- **Problem details**: Take each line from the entries that holds "left" and copy it out.

(Collected data entries)
★ ★ ★ ★ ★

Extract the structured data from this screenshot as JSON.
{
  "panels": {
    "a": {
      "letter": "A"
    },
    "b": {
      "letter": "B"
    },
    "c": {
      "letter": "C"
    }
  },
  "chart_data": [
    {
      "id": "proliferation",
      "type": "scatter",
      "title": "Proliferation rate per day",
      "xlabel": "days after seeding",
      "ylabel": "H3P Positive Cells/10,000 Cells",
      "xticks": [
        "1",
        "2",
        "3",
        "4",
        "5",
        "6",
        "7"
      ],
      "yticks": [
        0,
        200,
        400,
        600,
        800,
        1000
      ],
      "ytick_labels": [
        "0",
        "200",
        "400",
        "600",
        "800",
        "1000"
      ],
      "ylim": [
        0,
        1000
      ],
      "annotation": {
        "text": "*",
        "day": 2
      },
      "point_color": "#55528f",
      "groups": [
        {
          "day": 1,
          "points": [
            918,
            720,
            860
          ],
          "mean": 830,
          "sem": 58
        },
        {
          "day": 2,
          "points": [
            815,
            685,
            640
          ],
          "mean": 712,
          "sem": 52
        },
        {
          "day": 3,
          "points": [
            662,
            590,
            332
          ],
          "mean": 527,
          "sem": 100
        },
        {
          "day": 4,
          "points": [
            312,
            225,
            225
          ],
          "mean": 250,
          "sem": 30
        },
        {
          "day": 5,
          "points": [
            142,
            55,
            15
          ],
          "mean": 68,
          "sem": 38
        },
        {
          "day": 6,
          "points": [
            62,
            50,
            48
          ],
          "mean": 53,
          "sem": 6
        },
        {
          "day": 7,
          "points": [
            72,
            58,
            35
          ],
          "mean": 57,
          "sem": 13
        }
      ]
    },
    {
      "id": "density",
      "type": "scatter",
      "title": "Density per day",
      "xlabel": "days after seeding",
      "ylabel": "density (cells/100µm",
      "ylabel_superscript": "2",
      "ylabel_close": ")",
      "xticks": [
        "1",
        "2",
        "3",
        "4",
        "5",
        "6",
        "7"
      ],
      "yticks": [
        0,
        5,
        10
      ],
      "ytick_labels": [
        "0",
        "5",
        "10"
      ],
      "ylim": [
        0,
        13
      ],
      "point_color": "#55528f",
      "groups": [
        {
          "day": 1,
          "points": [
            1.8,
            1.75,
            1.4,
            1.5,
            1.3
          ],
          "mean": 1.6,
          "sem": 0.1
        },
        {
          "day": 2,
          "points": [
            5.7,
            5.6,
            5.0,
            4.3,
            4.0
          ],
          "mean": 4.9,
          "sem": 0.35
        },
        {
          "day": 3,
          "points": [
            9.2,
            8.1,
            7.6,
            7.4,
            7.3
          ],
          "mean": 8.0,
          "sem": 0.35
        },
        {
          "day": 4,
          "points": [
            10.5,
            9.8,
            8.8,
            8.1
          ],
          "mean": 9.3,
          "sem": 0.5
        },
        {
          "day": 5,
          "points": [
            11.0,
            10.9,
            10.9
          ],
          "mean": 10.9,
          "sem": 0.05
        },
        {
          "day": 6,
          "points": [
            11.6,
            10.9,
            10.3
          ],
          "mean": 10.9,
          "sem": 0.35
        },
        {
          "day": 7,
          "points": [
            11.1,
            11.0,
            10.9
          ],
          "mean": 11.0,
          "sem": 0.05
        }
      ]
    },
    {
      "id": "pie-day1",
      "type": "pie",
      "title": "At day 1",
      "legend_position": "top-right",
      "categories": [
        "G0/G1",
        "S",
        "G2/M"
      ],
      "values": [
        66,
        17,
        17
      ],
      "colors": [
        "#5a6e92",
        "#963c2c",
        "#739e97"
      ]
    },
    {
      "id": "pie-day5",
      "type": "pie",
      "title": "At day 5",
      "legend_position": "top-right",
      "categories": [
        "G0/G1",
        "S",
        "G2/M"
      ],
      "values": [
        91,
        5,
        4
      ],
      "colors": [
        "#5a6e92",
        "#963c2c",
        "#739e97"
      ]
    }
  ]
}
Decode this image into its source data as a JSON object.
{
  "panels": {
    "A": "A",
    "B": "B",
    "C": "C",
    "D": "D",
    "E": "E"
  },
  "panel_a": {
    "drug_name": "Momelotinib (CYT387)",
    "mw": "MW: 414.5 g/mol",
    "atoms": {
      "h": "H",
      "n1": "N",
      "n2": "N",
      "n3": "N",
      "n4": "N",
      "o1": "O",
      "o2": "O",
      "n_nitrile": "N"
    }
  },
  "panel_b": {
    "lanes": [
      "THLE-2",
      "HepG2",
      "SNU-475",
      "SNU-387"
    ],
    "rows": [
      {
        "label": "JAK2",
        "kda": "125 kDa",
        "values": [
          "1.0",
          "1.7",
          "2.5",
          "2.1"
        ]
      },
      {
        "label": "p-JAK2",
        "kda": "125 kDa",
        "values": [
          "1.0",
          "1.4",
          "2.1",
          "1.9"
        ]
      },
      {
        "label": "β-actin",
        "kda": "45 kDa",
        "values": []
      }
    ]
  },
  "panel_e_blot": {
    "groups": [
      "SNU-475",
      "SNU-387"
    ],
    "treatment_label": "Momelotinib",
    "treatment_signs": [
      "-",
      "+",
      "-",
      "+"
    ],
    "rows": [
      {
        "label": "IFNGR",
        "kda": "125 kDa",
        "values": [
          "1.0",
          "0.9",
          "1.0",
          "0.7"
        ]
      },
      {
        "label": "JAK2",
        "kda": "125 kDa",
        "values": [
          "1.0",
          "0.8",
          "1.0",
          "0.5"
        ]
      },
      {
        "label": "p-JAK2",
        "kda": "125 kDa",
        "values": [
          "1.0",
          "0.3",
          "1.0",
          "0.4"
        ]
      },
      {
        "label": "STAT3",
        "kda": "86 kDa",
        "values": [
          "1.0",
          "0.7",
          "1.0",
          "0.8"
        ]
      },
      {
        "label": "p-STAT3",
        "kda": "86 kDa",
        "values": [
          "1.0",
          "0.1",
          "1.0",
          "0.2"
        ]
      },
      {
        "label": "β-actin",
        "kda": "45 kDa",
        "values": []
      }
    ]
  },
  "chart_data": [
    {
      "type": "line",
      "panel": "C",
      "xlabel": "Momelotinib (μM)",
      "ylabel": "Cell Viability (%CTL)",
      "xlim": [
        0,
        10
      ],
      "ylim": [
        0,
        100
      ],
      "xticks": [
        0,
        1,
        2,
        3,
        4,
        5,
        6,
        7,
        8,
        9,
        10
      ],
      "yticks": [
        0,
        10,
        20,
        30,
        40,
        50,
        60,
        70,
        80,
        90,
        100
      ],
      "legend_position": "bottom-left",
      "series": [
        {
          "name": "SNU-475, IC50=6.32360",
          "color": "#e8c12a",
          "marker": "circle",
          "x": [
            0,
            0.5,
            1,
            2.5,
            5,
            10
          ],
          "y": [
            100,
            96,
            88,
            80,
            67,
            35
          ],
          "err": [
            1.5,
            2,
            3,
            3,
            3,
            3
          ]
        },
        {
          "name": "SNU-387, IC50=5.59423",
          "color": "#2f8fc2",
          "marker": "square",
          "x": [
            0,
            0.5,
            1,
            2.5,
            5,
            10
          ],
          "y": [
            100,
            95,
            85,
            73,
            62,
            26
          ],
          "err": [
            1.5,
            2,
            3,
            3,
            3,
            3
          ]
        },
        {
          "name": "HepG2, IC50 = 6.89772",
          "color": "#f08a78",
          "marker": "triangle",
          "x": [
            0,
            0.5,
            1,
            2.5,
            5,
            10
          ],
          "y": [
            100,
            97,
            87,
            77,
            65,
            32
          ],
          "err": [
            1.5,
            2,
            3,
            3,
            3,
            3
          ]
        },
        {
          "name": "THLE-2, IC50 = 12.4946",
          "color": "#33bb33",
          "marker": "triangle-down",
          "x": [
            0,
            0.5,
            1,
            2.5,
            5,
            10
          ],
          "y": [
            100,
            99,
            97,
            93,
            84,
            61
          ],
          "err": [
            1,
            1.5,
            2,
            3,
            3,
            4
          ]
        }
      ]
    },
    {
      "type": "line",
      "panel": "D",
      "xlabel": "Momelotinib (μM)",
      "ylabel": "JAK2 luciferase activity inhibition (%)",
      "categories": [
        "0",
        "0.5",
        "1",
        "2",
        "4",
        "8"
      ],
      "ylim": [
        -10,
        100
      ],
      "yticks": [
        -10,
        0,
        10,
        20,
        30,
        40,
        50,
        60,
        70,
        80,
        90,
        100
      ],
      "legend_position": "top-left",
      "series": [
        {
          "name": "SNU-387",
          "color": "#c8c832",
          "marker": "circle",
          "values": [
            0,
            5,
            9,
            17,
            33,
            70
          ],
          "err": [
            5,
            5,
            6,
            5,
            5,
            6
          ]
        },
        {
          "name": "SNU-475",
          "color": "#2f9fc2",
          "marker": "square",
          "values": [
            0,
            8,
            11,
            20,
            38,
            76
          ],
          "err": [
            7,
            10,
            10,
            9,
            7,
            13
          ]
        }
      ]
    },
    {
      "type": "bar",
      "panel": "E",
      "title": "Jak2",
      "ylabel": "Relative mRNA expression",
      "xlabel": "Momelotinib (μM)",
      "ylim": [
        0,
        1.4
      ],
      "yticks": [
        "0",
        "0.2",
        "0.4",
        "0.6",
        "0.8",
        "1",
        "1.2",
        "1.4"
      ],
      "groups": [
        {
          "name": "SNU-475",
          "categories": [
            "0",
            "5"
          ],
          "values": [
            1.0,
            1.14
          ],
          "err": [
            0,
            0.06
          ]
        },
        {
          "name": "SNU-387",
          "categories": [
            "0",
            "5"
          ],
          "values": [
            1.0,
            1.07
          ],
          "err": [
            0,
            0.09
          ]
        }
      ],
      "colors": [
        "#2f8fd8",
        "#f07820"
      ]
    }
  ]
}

★ ★ ★ ★ ★

- **Reply to the exercise**:
      "legend_position": "bottom-left",
      "legend_position": "top-left",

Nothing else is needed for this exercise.